* [DO THIS]
Locate each line with the string "انظر" in the listing below and copy it.

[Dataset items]

'''

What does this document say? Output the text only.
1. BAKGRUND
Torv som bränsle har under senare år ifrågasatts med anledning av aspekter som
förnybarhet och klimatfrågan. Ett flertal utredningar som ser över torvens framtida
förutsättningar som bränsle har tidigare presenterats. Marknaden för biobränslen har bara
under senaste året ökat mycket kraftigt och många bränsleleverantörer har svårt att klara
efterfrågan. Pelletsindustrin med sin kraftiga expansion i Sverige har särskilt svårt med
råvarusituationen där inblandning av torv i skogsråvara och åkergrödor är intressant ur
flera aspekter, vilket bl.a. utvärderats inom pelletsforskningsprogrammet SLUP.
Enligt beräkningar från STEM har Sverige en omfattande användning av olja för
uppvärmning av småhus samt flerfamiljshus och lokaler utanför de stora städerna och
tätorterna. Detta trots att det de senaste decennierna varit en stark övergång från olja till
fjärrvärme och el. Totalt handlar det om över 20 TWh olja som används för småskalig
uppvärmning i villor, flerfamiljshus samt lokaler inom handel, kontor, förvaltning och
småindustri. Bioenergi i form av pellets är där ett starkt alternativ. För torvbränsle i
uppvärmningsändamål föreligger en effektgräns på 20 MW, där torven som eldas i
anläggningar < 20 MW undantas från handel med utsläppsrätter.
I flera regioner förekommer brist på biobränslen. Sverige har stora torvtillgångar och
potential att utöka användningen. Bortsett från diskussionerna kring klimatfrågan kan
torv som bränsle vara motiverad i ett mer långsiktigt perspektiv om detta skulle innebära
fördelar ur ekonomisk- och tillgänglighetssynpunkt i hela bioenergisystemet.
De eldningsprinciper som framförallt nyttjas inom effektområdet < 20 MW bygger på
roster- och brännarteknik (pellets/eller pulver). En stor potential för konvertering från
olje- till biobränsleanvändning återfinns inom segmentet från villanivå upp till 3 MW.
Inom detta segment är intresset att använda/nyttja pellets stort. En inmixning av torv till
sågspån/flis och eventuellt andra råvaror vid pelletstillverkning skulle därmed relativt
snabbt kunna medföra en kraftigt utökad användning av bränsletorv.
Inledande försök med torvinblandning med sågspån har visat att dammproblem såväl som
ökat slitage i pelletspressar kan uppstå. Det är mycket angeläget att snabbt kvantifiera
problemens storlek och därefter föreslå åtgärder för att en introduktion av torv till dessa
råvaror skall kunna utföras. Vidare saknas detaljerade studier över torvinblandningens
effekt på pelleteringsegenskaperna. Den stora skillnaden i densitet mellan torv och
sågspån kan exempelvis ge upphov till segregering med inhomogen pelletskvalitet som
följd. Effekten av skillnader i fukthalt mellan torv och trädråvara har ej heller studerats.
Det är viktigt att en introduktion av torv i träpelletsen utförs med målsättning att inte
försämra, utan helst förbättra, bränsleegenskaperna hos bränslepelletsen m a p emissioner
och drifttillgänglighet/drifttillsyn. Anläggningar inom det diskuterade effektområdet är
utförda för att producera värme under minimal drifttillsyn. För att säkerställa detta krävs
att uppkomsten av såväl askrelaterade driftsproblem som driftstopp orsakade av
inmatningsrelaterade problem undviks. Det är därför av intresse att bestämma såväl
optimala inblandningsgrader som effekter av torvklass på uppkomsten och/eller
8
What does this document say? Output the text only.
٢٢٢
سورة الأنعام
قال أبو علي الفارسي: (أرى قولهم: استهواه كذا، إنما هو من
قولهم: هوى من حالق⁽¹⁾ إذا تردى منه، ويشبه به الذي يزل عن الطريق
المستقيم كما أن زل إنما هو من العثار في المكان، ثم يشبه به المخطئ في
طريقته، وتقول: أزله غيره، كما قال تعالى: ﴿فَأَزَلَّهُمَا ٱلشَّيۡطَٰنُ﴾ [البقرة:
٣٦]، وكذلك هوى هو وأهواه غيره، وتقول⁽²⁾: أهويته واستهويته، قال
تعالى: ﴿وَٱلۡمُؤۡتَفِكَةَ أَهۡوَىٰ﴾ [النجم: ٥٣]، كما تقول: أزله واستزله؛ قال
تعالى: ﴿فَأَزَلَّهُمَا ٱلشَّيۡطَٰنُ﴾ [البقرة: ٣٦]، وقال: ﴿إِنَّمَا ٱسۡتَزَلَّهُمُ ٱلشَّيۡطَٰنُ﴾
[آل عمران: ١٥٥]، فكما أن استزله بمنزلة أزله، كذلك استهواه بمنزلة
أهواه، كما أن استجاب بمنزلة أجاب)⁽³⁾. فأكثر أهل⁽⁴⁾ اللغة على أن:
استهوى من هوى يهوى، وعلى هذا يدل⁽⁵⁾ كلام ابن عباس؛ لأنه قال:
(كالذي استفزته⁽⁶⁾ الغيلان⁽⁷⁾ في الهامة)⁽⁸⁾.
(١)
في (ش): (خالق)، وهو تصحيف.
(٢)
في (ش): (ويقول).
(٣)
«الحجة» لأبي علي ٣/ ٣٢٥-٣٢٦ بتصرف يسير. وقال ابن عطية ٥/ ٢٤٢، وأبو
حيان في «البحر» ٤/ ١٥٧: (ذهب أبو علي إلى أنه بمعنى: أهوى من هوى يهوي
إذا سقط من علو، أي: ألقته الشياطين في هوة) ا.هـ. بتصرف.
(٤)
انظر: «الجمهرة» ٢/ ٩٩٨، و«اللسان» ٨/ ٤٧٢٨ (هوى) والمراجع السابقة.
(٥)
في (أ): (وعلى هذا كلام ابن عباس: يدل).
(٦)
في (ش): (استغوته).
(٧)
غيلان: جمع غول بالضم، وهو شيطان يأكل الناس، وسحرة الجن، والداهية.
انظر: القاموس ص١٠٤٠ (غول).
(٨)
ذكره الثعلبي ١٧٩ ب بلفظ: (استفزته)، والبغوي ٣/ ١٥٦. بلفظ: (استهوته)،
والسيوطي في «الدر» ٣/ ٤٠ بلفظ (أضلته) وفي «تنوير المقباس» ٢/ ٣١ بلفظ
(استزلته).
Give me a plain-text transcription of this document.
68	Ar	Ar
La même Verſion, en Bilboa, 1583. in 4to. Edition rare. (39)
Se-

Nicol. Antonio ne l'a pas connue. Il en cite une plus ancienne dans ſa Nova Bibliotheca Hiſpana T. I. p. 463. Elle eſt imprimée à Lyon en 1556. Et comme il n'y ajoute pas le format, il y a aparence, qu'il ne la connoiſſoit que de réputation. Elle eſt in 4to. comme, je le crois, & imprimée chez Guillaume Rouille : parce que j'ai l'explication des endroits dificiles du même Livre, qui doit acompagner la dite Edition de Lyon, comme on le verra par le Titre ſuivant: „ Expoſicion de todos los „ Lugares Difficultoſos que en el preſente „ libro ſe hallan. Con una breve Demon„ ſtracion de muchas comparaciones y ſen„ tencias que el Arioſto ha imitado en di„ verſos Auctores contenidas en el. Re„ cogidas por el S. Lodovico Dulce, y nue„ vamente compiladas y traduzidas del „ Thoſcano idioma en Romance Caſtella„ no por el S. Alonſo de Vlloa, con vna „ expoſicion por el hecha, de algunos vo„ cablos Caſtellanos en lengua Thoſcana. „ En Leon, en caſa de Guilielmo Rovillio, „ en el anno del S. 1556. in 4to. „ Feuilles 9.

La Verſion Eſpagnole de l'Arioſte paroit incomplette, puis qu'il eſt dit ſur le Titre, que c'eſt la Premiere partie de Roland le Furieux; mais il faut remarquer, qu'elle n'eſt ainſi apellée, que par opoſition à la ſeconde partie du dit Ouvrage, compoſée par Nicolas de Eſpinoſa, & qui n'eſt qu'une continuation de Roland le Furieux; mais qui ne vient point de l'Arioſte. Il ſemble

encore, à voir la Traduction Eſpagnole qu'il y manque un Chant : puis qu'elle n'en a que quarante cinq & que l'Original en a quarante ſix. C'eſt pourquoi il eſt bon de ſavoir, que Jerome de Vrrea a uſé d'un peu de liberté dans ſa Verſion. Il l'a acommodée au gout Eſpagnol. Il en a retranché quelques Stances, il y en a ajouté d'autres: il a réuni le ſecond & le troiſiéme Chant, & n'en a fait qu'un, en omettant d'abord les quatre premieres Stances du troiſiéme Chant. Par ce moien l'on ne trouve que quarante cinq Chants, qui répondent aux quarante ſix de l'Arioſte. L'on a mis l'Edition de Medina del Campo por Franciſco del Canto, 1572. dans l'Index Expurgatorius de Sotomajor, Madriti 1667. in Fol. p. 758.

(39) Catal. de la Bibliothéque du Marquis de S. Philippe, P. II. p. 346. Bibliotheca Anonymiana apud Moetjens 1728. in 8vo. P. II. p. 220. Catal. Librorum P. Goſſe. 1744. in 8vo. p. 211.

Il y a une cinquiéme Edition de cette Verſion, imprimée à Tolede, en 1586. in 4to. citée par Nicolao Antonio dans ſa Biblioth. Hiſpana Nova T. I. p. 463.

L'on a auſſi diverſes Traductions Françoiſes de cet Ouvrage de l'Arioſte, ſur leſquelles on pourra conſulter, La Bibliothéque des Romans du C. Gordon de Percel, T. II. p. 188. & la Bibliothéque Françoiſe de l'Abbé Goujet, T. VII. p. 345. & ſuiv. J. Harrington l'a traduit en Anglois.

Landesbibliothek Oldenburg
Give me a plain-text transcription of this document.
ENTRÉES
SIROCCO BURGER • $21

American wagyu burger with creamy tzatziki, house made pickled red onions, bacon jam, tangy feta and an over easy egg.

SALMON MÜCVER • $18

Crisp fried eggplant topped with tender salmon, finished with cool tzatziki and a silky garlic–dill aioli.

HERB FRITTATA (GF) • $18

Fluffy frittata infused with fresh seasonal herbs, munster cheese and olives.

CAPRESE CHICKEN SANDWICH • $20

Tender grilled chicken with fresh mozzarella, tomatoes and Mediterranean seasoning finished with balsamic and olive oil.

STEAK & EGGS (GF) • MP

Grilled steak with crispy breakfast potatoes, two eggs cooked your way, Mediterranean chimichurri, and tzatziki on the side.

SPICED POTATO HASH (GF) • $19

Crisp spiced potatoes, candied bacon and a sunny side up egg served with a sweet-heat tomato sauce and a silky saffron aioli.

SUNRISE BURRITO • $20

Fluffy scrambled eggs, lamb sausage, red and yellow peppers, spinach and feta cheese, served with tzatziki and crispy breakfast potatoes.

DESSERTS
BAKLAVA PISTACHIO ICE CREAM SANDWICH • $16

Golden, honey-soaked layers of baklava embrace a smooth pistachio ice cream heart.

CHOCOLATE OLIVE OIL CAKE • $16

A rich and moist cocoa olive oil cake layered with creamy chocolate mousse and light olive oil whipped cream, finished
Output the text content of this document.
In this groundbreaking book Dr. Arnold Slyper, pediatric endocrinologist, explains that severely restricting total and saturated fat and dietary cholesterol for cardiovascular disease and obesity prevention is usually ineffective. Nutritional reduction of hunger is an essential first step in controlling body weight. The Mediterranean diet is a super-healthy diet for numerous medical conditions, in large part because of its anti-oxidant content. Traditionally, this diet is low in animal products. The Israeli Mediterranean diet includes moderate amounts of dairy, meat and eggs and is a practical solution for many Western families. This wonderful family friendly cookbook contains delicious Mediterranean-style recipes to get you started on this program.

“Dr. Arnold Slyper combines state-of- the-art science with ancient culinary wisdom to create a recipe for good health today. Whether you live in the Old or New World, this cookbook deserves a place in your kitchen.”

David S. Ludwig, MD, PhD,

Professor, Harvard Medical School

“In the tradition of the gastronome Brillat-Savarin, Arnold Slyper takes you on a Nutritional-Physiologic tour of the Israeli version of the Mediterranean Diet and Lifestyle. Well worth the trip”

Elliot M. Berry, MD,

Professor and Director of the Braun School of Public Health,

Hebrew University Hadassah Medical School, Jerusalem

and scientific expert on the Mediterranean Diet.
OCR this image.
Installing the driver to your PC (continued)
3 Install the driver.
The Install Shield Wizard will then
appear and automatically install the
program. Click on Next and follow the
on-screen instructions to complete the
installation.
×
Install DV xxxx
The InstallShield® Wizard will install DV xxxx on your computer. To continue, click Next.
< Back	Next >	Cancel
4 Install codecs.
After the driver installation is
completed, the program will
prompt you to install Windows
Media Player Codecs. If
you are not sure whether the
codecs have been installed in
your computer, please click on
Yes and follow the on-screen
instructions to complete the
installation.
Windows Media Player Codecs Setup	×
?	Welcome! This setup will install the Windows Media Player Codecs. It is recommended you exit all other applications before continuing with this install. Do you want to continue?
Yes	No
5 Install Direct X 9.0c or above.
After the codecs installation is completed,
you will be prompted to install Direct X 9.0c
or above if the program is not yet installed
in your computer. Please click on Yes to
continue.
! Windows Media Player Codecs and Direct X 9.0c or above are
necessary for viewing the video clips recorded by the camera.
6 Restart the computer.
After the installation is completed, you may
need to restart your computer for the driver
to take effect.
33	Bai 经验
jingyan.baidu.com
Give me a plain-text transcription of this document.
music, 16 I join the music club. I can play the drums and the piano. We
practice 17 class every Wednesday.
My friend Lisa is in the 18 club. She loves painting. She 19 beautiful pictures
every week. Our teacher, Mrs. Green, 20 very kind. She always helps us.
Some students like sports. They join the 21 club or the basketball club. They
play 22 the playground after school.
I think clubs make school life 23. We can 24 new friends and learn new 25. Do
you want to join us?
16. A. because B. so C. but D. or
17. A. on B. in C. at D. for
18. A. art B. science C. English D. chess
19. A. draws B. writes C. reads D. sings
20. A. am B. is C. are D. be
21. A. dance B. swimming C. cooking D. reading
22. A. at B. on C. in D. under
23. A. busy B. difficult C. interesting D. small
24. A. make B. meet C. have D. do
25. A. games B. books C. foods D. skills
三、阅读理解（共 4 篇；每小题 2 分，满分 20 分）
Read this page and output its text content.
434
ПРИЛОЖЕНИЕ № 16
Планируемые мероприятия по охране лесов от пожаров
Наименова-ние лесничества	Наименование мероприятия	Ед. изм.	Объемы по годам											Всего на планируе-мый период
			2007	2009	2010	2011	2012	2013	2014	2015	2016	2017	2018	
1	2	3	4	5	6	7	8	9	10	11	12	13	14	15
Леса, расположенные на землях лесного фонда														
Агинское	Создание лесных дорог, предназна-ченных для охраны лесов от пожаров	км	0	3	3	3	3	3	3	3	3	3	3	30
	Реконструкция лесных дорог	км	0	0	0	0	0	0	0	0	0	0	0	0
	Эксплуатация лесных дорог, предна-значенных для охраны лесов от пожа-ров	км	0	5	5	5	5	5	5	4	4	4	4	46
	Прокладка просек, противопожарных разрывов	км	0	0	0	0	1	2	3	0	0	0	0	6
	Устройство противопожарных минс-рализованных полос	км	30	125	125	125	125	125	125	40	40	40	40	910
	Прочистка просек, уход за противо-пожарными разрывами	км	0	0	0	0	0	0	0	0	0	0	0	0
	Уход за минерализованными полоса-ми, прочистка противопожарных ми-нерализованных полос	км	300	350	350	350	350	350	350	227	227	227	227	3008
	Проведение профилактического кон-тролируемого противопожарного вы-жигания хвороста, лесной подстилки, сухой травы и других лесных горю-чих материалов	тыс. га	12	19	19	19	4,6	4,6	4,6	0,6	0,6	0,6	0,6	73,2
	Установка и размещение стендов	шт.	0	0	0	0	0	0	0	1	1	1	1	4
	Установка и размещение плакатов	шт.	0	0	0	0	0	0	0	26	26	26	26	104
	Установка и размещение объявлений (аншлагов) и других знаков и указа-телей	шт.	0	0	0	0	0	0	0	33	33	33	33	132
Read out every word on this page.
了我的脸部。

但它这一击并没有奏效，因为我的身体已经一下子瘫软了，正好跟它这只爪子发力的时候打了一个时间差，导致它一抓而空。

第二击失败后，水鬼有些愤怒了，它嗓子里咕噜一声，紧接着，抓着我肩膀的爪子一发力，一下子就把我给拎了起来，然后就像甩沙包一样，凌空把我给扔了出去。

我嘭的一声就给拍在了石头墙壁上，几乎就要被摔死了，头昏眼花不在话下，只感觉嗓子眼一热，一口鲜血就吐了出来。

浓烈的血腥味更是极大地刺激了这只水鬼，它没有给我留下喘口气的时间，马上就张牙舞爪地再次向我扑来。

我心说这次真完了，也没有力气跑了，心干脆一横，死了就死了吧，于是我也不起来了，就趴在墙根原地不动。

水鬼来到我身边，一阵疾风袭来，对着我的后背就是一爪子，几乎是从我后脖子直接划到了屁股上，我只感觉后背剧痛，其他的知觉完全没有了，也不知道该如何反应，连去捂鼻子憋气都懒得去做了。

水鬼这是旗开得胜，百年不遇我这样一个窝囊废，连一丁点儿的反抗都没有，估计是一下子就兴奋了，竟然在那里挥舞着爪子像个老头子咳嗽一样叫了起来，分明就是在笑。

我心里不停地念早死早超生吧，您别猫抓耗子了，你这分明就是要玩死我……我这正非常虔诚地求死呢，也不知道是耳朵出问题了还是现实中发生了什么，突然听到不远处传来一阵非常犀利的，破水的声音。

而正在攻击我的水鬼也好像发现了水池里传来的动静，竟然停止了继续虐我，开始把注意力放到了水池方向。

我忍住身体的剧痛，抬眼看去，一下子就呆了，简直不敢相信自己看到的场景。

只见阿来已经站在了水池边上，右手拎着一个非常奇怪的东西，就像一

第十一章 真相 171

'''

* [THE RESPONSE]
انظر: «الجمهرة» ٢/ ٩٩٨، و«اللسان» ٨/ ٤٧٢٨ (هوى) والمراجع السابقة.
انظر: القاموس ص١٠٤٠ (غول).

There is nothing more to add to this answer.